Work to do:
Check every line below for the string "true", and copy the lines that contain it.
········
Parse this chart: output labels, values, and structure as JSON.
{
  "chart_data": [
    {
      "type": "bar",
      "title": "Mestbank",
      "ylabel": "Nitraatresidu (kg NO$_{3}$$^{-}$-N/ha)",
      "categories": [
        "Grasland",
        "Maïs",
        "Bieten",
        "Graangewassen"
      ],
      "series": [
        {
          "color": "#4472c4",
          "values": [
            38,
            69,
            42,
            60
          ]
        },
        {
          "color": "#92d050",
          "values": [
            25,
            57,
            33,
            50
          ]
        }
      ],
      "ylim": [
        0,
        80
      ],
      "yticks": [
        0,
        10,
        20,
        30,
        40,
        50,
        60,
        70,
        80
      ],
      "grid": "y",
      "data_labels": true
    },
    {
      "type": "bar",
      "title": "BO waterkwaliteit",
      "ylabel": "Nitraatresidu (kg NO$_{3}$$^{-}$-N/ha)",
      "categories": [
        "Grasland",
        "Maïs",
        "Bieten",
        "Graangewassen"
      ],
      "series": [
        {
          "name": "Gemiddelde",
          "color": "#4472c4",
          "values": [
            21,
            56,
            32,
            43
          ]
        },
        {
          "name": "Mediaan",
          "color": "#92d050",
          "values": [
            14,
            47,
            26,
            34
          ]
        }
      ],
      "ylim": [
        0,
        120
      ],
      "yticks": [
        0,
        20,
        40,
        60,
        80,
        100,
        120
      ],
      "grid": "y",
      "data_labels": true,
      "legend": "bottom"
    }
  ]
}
········
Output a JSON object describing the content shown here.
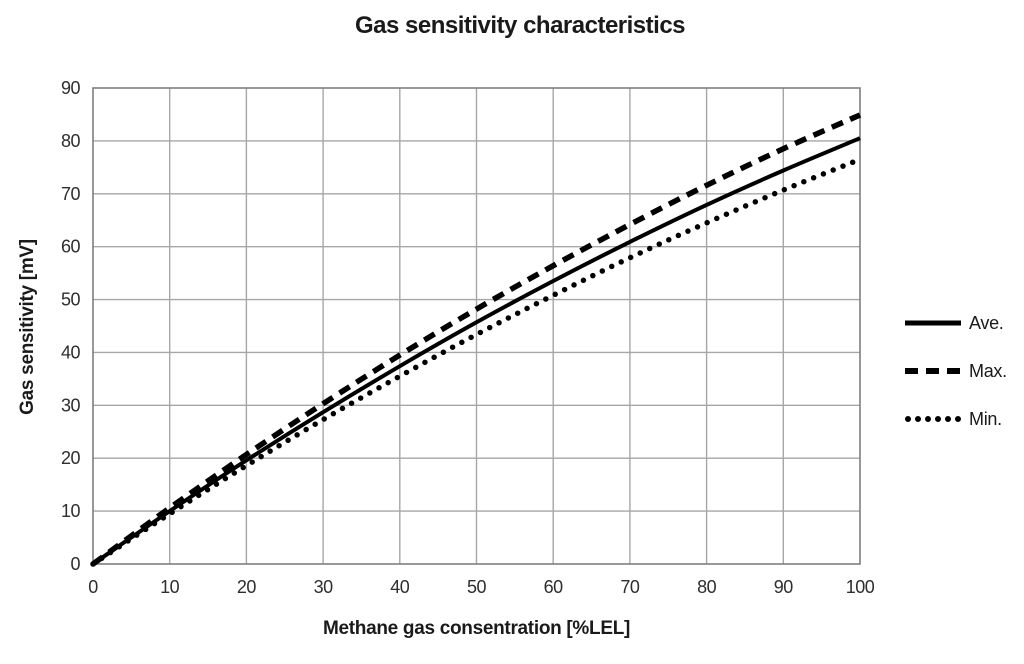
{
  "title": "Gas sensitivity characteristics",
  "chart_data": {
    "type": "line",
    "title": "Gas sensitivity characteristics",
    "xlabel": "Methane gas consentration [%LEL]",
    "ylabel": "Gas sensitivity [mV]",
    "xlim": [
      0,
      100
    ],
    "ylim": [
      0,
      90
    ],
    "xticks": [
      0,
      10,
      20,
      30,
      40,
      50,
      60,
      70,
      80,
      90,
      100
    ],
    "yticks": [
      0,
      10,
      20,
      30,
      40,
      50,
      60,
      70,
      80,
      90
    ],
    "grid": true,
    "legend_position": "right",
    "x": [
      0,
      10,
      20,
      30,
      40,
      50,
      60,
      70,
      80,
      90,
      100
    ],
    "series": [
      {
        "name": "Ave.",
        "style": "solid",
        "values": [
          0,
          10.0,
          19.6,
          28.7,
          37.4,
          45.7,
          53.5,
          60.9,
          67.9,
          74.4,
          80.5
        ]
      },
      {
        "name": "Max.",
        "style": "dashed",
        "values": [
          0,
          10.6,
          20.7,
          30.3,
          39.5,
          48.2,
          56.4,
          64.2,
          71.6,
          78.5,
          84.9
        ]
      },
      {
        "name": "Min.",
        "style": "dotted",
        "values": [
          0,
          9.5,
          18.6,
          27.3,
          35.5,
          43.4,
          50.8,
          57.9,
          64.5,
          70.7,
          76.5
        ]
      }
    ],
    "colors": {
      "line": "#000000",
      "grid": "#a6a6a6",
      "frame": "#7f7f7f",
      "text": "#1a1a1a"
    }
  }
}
········
Response:
      "data_labels": true
      "data_labels": true,
    "grid": true,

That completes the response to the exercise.